Records to process:
-.-.-

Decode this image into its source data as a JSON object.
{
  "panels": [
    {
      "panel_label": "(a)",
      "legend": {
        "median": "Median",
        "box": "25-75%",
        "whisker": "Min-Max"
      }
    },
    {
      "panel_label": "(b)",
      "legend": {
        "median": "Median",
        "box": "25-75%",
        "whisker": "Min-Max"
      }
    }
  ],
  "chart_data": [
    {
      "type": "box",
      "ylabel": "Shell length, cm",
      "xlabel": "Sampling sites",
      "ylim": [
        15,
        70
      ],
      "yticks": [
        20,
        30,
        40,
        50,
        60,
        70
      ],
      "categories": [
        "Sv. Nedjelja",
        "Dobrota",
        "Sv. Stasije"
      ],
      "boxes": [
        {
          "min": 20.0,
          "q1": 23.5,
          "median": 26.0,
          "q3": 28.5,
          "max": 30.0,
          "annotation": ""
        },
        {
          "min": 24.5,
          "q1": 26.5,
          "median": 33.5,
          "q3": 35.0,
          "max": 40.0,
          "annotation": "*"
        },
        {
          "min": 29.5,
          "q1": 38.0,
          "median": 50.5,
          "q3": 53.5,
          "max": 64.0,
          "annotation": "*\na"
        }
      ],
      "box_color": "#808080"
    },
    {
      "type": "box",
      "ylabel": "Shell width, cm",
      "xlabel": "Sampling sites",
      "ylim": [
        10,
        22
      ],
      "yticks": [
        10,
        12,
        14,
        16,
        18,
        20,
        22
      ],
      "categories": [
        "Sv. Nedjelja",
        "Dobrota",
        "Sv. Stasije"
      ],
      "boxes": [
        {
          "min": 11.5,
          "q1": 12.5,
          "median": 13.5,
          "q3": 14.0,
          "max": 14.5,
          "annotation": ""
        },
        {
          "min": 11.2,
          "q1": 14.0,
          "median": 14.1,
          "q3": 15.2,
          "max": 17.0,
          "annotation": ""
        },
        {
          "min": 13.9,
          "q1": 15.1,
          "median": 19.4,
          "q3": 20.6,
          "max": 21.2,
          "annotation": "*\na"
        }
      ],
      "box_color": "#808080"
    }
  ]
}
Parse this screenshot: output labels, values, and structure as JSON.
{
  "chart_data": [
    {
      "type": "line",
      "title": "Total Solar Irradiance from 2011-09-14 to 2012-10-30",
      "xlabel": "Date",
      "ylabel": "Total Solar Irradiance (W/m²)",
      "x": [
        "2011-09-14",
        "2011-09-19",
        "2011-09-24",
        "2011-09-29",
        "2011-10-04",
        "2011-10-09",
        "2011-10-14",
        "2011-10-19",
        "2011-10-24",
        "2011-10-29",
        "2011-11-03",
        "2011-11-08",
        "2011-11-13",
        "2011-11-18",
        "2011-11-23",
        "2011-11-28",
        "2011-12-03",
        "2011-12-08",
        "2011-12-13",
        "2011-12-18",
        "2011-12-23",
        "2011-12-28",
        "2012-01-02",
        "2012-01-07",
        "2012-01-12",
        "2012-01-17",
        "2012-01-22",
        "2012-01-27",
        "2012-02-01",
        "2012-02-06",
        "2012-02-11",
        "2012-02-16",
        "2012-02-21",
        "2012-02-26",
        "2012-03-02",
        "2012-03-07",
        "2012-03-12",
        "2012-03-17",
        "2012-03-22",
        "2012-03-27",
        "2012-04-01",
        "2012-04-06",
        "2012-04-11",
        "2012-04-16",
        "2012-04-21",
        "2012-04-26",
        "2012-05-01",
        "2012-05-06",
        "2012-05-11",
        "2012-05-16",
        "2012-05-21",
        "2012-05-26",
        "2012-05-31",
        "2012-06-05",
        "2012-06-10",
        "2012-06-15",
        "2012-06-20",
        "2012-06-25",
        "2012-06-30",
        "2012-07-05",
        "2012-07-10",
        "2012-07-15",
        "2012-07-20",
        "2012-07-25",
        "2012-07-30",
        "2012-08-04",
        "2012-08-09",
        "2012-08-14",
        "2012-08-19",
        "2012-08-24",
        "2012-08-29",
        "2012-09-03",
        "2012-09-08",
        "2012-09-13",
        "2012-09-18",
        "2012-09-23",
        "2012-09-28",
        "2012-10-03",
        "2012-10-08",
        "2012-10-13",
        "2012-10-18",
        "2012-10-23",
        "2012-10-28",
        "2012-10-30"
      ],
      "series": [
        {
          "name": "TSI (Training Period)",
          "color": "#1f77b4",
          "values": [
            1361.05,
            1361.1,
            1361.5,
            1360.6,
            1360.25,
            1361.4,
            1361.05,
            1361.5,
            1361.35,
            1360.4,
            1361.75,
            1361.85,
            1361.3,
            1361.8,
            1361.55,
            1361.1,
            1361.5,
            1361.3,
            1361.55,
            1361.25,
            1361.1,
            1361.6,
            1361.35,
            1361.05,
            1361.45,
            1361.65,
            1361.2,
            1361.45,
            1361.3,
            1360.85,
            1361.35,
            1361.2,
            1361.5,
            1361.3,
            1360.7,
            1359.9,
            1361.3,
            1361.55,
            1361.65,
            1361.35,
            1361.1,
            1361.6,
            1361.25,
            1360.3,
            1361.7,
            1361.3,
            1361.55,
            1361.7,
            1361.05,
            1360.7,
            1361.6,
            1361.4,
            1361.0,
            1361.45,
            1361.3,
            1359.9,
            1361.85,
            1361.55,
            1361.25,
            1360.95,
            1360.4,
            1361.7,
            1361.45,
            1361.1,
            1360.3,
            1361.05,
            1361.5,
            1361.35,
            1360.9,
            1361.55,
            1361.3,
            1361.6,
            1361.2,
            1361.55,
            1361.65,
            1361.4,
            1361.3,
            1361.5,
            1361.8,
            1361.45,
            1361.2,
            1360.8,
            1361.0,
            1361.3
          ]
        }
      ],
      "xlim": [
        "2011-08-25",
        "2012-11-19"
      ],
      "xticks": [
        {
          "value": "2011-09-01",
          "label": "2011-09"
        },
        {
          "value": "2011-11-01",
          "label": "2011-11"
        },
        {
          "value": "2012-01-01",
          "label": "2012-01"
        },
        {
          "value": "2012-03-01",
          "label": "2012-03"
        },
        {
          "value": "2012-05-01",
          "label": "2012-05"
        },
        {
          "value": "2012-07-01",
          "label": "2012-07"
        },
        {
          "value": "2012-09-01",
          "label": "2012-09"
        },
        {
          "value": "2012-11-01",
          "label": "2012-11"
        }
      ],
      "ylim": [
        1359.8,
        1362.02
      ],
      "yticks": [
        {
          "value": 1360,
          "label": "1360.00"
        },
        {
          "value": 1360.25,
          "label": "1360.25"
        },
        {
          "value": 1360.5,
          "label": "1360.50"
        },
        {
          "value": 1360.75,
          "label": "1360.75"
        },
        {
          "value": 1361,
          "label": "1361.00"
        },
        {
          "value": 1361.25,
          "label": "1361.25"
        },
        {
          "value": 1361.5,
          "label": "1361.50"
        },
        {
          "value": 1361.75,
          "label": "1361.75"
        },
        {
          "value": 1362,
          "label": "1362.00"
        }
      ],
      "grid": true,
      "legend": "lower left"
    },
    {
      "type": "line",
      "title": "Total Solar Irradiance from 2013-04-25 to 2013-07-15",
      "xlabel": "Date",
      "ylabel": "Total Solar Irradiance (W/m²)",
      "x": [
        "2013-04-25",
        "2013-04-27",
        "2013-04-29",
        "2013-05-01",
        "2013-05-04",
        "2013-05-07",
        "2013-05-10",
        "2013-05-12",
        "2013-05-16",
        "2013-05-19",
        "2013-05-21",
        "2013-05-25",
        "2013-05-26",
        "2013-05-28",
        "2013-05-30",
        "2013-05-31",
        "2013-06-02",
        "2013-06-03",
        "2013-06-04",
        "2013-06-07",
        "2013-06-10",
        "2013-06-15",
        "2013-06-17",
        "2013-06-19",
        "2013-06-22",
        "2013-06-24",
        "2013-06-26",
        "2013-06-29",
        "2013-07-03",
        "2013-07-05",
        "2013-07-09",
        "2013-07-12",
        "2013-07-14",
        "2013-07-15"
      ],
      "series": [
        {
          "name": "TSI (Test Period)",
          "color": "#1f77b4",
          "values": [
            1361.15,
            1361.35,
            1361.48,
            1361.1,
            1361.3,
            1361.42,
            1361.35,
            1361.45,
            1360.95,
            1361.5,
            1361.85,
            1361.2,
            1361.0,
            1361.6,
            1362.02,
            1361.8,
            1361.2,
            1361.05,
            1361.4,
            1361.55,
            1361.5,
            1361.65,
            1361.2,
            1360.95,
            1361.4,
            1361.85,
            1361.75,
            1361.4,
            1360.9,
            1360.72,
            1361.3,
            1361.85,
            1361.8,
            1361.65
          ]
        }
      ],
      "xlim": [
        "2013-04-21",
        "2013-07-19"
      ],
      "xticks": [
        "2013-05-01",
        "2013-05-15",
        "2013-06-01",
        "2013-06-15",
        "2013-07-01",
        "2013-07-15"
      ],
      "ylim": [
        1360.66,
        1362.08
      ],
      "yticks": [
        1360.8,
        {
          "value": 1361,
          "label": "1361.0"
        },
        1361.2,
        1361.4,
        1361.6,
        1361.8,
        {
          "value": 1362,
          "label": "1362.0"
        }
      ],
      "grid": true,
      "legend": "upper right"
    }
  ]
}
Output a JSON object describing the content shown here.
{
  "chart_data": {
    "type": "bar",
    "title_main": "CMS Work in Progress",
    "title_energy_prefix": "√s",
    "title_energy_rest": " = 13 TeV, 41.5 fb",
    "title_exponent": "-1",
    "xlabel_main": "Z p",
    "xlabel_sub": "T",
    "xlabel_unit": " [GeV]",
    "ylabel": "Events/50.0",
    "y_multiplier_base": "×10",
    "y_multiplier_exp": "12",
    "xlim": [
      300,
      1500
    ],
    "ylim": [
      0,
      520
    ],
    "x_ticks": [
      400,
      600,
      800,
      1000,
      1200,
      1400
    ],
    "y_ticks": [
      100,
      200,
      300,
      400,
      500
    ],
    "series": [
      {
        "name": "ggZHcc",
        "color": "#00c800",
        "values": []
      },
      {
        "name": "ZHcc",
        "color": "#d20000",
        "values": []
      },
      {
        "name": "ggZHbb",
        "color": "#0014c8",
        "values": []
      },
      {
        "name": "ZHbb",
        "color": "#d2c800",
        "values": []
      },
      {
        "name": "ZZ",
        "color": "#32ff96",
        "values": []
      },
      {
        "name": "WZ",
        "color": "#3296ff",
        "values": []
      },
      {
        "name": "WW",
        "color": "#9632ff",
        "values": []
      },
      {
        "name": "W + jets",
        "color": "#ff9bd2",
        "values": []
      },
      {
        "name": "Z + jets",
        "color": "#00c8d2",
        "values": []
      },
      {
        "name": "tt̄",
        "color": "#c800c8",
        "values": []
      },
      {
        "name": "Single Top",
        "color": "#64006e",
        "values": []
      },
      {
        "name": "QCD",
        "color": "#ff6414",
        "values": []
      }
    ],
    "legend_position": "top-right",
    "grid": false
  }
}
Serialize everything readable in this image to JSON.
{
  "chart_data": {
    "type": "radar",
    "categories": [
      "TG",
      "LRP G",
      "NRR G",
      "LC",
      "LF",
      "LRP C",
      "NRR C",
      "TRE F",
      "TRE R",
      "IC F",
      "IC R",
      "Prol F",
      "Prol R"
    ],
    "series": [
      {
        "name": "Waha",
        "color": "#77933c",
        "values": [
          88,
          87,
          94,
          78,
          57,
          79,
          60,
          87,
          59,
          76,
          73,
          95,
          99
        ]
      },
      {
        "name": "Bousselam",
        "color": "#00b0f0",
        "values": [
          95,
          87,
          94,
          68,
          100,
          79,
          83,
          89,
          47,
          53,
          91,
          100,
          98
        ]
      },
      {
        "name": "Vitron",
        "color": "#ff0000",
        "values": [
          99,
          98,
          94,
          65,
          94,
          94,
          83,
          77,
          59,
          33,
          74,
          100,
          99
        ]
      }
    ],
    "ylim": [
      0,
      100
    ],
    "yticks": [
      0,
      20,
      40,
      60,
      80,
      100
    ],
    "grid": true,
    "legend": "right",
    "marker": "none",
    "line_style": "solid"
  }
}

-.-.-

The problem:
Count how many lines hold the string "Solar" and give that number alone.

Solution to this exercise:
4